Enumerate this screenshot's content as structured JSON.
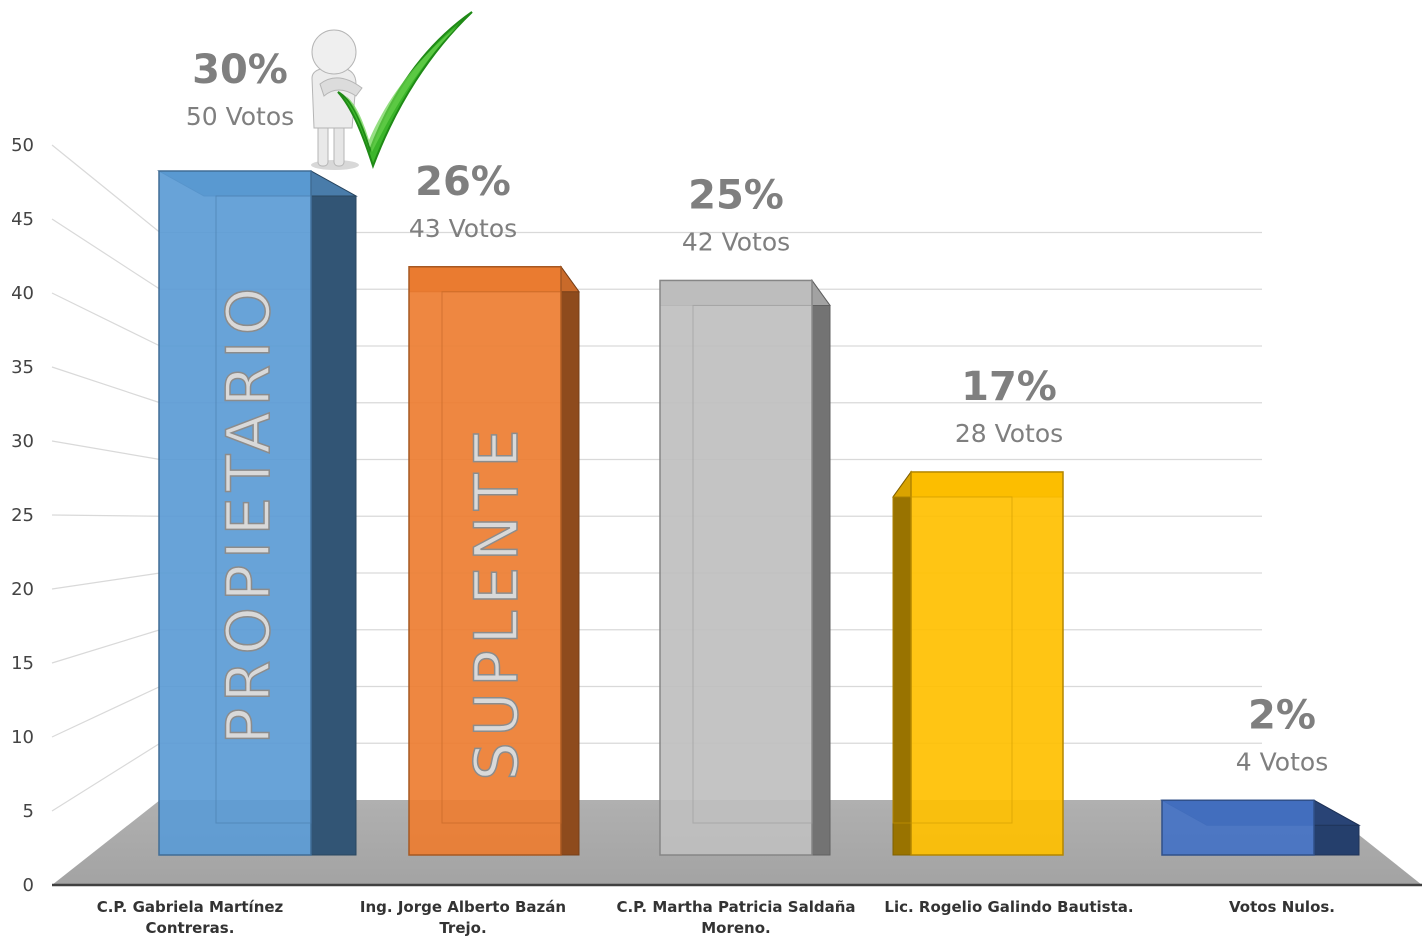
{
  "chart_data": {
    "type": "bar",
    "title": "",
    "xlabel": "",
    "ylabel": "",
    "ylim": [
      0,
      50
    ],
    "yticks": [
      0,
      5,
      10,
      15,
      20,
      25,
      30,
      35,
      40,
      45,
      50
    ],
    "grid": true,
    "categories": [
      [
        "C.P. Gabriela Martínez",
        "Contreras."
      ],
      [
        "Ing. Jorge Alberto Bazán",
        "Trejo."
      ],
      [
        "C.P. Martha Patricia Saldaña",
        "Moreno."
      ],
      [
        "Lic. Rogelio Galindo Bautista."
      ],
      [
        "Votos Nulos."
      ]
    ],
    "values": [
      50,
      43,
      42,
      28,
      4
    ],
    "percent_labels": [
      "30%",
      "26%",
      "25%",
      "17%",
      "2%"
    ],
    "vote_labels": [
      "50 Votos",
      "43 Votos",
      "42 Votos",
      "28 Votos",
      "4 Votos"
    ],
    "bar_labels": [
      "PROPIETARIO",
      "SUPLENTE",
      "",
      "",
      ""
    ],
    "colors": [
      "#5b9bd5",
      "#ed7d31",
      "#bfbfbf",
      "#ffc000",
      "#4472c4"
    ],
    "annotation_icons": [
      "person-figure-icon",
      "green-checkmark-icon"
    ]
  }
}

[TASK GOAL] How many lines in the records above contain the word "Votos"? Give only the number.

[RESULT OF THIS TASK] 6